Supplied material =
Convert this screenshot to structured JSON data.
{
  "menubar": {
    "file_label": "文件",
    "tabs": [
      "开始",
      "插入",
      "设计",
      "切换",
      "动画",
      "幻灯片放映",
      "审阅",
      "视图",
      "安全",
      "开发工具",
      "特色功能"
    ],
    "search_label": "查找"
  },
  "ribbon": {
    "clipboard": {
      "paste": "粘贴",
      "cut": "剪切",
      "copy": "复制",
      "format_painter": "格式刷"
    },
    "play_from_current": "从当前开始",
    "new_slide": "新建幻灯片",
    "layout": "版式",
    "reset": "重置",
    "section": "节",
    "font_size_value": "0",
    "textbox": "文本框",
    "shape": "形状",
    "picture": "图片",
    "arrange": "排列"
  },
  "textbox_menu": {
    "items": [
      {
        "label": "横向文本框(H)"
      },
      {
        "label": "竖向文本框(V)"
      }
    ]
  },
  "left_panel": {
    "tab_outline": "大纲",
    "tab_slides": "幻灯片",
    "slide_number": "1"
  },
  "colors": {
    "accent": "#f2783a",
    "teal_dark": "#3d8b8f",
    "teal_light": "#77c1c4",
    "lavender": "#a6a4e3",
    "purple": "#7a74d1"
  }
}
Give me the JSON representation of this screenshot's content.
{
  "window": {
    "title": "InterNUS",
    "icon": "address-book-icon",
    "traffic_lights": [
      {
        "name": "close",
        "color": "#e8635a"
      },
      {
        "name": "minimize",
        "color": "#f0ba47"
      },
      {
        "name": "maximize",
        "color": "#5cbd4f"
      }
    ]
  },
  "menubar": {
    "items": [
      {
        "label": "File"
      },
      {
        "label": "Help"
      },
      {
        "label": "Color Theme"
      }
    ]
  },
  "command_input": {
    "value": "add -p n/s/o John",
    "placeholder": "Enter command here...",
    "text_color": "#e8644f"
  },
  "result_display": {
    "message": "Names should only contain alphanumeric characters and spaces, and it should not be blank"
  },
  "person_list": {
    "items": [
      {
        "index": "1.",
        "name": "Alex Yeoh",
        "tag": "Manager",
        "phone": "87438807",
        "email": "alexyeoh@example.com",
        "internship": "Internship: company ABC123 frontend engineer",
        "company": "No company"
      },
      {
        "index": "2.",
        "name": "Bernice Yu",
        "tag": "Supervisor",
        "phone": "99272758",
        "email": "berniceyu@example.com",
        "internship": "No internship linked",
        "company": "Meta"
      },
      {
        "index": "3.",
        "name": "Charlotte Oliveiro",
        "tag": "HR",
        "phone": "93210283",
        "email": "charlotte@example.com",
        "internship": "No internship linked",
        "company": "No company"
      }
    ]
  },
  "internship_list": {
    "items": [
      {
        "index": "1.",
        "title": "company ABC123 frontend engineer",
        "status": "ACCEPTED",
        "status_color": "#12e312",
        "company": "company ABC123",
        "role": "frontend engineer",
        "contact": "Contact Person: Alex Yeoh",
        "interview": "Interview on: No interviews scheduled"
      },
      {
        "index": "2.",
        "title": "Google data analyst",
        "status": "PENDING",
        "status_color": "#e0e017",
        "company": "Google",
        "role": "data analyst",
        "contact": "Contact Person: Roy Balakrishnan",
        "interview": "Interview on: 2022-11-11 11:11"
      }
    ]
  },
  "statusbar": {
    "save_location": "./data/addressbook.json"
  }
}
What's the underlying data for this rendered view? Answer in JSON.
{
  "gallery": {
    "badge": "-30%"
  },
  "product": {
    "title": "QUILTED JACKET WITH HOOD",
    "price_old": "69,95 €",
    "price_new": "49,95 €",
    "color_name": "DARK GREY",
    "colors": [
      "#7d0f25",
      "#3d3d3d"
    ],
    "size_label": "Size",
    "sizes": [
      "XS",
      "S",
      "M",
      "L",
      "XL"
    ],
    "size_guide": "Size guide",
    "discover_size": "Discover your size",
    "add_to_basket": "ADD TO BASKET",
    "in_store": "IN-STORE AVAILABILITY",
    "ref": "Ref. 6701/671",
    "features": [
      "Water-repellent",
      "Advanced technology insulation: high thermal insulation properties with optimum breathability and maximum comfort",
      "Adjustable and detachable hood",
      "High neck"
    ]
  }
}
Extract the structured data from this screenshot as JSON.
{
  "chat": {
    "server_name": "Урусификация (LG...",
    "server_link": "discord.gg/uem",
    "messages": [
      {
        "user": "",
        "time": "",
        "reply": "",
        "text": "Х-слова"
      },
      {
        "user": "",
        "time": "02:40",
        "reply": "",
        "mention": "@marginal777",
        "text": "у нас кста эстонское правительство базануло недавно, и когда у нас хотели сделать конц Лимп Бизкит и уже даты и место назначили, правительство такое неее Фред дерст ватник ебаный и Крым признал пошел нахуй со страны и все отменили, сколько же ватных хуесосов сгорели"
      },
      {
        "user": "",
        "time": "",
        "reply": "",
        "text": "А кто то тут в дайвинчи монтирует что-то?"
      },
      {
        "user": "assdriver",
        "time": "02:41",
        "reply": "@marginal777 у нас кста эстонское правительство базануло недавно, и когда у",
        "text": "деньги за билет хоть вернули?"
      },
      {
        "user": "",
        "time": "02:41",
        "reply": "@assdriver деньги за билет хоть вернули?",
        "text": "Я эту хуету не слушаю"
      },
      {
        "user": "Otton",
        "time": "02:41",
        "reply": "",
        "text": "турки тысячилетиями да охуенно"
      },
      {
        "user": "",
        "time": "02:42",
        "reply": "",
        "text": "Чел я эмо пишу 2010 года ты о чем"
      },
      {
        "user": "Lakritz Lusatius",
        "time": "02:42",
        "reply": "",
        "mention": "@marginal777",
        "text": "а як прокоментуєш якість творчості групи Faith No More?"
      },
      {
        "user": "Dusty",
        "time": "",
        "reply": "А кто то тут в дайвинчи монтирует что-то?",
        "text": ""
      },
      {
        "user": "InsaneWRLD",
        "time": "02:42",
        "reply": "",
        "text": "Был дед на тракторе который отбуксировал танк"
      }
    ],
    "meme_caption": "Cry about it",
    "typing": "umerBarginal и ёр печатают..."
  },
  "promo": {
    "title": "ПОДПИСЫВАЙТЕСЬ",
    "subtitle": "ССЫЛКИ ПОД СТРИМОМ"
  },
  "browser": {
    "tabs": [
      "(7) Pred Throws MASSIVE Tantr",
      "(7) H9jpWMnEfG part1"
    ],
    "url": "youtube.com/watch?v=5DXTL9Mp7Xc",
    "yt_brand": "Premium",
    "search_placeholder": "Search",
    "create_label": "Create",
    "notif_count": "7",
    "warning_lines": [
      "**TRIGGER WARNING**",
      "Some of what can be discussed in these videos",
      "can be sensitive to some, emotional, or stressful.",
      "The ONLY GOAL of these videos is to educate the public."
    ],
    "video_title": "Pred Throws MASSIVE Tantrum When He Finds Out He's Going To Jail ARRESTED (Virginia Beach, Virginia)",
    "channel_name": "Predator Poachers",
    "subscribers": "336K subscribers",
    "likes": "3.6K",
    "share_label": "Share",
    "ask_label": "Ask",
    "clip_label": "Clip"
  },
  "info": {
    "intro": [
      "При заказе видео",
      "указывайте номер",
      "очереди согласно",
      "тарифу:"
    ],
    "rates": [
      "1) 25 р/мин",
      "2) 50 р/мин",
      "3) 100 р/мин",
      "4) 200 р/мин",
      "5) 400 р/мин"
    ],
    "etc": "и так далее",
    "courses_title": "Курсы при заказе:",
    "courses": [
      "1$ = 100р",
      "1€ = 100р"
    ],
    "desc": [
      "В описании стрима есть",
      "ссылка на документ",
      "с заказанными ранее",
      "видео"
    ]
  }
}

Set problem = Type out all of the material again, word for word.

The completed task =
Convert this screenshot to structured JSON data.
{
  "menubar": {
    "file_label": "文件",
    "tabs": [
      "开始",
      "插入",
      "设计",
      "切换",
      "动画",
      "幻灯片放映",
      "审阅",
      "视图",
      "安全",
      "开发工具",
      "特色功能"
    ],
    "search_label": "查找"
  },
  "ribbon": {
    "clipboard": {
      "paste": "粘贴",
      "cut": "剪切",
      "copy": "复制",
      "format_painter": "格式刷"
    },
    "play_from_current": "从当前开始",
    "new_slide": "新建幻灯片",
    "layout": "版式",
    "reset": "重置",
    "section": "节",
    "font_size_value": "0",
    "textbox": "文本框",
    "shape": "形状",
    "picture": "图片",
    "arrange": "排列"
  },
  "textbox_menu": {
    "items": [
      {
        "label": "横向文本框(H)"
      },
      {
        "label": "竖向文本框(V)"
      }
    ]
  },
  "left_panel": {
    "tab_outline": "大纲",
    "tab_slides": "幻灯片",
    "slide_number": "1"
  },
  "colors": {
    "accent": "#f2783a",
    "teal_dark": "#3d8b8f",
    "teal_light": "#77c1c4",
    "lavender": "#a6a4e3",
    "purple": "#7a74d1"
  }
}
Give me the JSON representation of this screenshot's content.
{
  "window": {
    "title": "InterNUS",
    "icon": "address-book-icon",
    "traffic_lights": [
      {
        "name": "close",
        "color": "#e8635a"
      },
      {
        "name": "minimize",
        "color": "#f0ba47"
      },
      {
        "name": "maximize",
        "color": "#5cbd4f"
      }
    ]
  },
  "menubar": {
    "items": [
      {
        "label": "File"
      },
      {
        "label": "Help"
      },
      {
        "label": "Color Theme"
      }
    ]
  },
  "command_input": {
    "value": "add -p n/s/o John",
    "placeholder": "Enter command here...",
    "text_color": "#e8644f"
  },
  "result_display": {
    "message": "Names should only contain alphanumeric characters and spaces, and it should not be blank"
  },
  "person_list": {
    "items": [
      {
        "index": "1.",
        "name": "Alex Yeoh",
        "tag": "Manager",
        "phone": "87438807",
        "email": "alexyeoh@example.com",
        "internship": "Internship: company ABC123 frontend engineer",
        "company": "No company"
      },
      {
        "index": "2.",
        "name": "Bernice Yu",
        "tag": "Supervisor",
        "phone": "99272758",
        "email": "berniceyu@example.com",
        "internship": "No internship linked",
        "company": "Meta"
      },
      {
        "index": "3.",
        "name": "Charlotte Oliveiro",
        "tag": "HR",
        "phone": "93210283",
        "email": "charlotte@example.com",
        "internship": "No internship linked",
        "company": "No company"
      }
    ]
  },
  "internship_list": {
    "items": [
      {
        "index": "1.",
        "title": "company ABC123 frontend engineer",
        "status": "ACCEPTED",
        "status_color": "#12e312",
        "company": "company ABC123",
        "role": "frontend engineer",
        "contact": "Contact Person: Alex Yeoh",
        "interview": "Interview on: No interviews scheduled"
      },
      {
        "index": "2.",
        "title": "Google data analyst",
        "status": "PENDING",
        "status_color": "#e0e017",
        "company": "Google",
        "role": "data analyst",
        "contact": "Contact Person: Roy Balakrishnan",
        "interview": "Interview on: 2022-11-11 11:11"
      }
    ]
  },
  "statusbar": {
    "save_location": "./data/addressbook.json"
  }
}
What's the underlying data for this rendered view? Answer in JSON.
{
  "gallery": {
    "badge": "-30%"
  },
  "product": {
    "title": "QUILTED JACKET WITH HOOD",
    "price_old": "69,95 €",
    "price_new": "49,95 €",
    "color_name": "DARK GREY",
    "colors": [
      "#7d0f25",
      "#3d3d3d"
    ],
    "size_label": "Size",
    "sizes": [
      "XS",
      "S",
      "M",
      "L",
      "XL"
    ],
    "size_guide": "Size guide",
    "discover_size": "Discover your size",
    "add_to_basket": "ADD TO BASKET",
    "in_store": "IN-STORE AVAILABILITY",
    "ref": "Ref. 6701/671",
    "features": [
      "Water-repellent",
      "Advanced technology insulation: high thermal insulation properties with optimum breathability and maximum comfort",
      "Adjustable and detachable hood",
      "High neck"
    ]
  }
}
Extract the structured data from this screenshot as JSON.
{
  "chat": {
    "server_name": "Урусификация (LG...",
    "server_link": "discord.gg/uem",
    "messages": [
      {
        "user": "",
        "time": "",
        "reply": "",
        "text": "Х-слова"
      },
      {
        "user": "",
        "time": "02:40",
        "reply": "",
        "mention": "@marginal777",
        "text": "у нас кста эстонское правительство базануло недавно, и когда у нас хотели сделать конц Лимп Бизкит и уже даты и место назначили, правительство такое неее Фред дерст ватник ебаный и Крым признал пошел нахуй со страны и все отменили, сколько же ватных хуесосов сгорели"
      },
      {
        "user": "",
        "time": "",
        "reply": "",
        "text": "А кто то тут в дайвинчи монтирует что-то?"
      },
      {
        "user": "assdriver",
        "time": "02:41",
        "reply": "@marginal777 у нас кста эстонское правительство базануло недавно, и когда у",
        "text": "деньги за билет хоть вернули?"
      },
      {
        "user": "",
        "time": "02:41",
        "reply": "@assdriver деньги за билет хоть вернули?",
        "text": "Я эту хуету не слушаю"
      },
      {
        "user": "Otton",
        "time": "02:41",
        "reply": "",
        "text": "турки тысячилетиями да охуенно"
      },
      {
        "user": "",
        "time": "02:42",
        "reply": "",
        "text": "Чел я эмо пишу 2010 года ты о чем"
      },
      {
        "user": "Lakritz Lusatius",
        "time": "02:42",
        "reply": "",
        "mention": "@marginal777",
        "text": "а як прокоментуєш якість творчості групи Faith No More?"
      },
      {
        "user": "Dusty",
        "time": "",
        "reply": "А кто то тут в дайвинчи монтирует что-то?",
        "text": ""
      },
      {
        "user": "InsaneWRLD",
        "time": "02:42",
        "reply": "",
        "text": "Был дед на тракторе который отбуксировал танк"
      }
    ],
    "meme_caption": "Cry about it",
    "typing": "umerBarginal и ёр печатают..."
  },
  "promo": {
    "title": "ПОДПИСЫВАЙТЕСЬ",
    "subtitle": "ССЫЛКИ ПОД СТРИМОМ"
  },
  "browser": {
    "tabs": [
      "(7) Pred Throws MASSIVE Tantr",
      "(7) H9jpWMnEfG part1"
    ],
    "url": "youtube.com/watch?v=5DXTL9Mp7Xc",
    "yt_brand": "Premium",
    "search_placeholder": "Search",
    "create_label": "Create",
    "notif_count": "7",
    "warning_lines": [
      "**TRIGGER WARNING**",
      "Some of what can be discussed in these videos",
      "can be sensitive to some, emotional, or stressful.",
      "The ONLY GOAL of these videos is to educate the public."
    ],
    "video_title": "Pred Throws MASSIVE Tantrum When He Finds Out He's Going To Jail ARRESTED (Virginia Beach, Virginia)",
    "channel_name": "Predator Poachers",
    "subscribers": "336K subscribers",
    "likes": "3.6K",
    "share_label": "Share",
    "ask_label": "Ask",
    "clip_label": "Clip"
  },
  "info": {
    "intro": [
      "При заказе видео",
      "указывайте номер",
      "очереди согласно",
      "тарифу:"
    ],
    "rates": [
      "1) 25 р/мин",
      "2) 50 р/мин",
      "3) 100 р/мин",
      "4) 200 р/мин",
      "5) 400 р/мин"
    ],
    "etc": "и так далее",
    "courses_title": "Курсы при заказе:",
    "courses": [
      "1$ = 100р",
      "1€ = 100р"
    ],
    "desc": [
      "В описании стрима есть",
      "ссылка на документ",
      "с заказанными ранее",
      "видео"
    ]
  }
}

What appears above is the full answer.